Data lines:
********************

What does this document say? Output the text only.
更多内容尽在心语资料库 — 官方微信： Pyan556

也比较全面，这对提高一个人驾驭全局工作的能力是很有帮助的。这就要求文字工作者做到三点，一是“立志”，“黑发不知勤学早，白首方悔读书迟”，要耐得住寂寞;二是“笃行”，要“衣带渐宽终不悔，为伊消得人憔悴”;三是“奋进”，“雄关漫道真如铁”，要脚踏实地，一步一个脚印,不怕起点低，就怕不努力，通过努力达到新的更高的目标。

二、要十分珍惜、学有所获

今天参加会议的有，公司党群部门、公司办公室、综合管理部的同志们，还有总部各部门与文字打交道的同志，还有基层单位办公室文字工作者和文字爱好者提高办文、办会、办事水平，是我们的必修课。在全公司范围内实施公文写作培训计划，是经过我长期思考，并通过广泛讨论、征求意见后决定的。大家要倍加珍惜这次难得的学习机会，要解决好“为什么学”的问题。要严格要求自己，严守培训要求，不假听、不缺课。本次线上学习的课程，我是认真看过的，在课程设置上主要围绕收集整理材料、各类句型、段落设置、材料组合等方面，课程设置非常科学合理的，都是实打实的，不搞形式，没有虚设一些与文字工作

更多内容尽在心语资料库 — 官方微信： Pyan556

********************

What to do: Nothing in the listing may be changed; retype it all exactly.

Worked answer:
What does this document say? Output the text only.
更多内容尽在心语资料库 — 官方微信： Pyan556

也比较全面，这对提高一个人驾驭全局工作的能力是很有帮助的。这就要求文字工作者做到三点，一是“立志”，“黑发不知勤学早，白首方悔读书迟”，要耐得住寂寞;二是“笃行”，要“衣带渐宽终不悔，为伊消得人憔悴”;三是“奋进”，“雄关漫道真如铁”，要脚踏实地，一步一个脚印,不怕起点低，就怕不努力，通过努力达到新的更高的目标。

二、要十分珍惜、学有所获

今天参加会议的有，公司党群部门、公司办公室、综合管理部的同志们，还有总部各部门与文字打交道的同志，还有基层单位办公室文字工作者和文字爱好者提高办文、办会、办事水平，是我们的必修课。在全公司范围内实施公文写作培训计划，是经过我长期思考，并通过广泛讨论、征求意见后决定的。大家要倍加珍惜这次难得的学习机会，要解决好“为什么学”的问题。要严格要求自己，严守培训要求，不假听、不缺课。本次线上学习的课程，我是认真看过的，在课程设置上主要围绕收集整理材料、各类句型、段落设置、材料组合等方面，课程设置非常科学合理的，都是实打实的，不搞形式，没有虚设一些与文字工作

更多内容尽在心语资料库 — 官方微信： Pyan556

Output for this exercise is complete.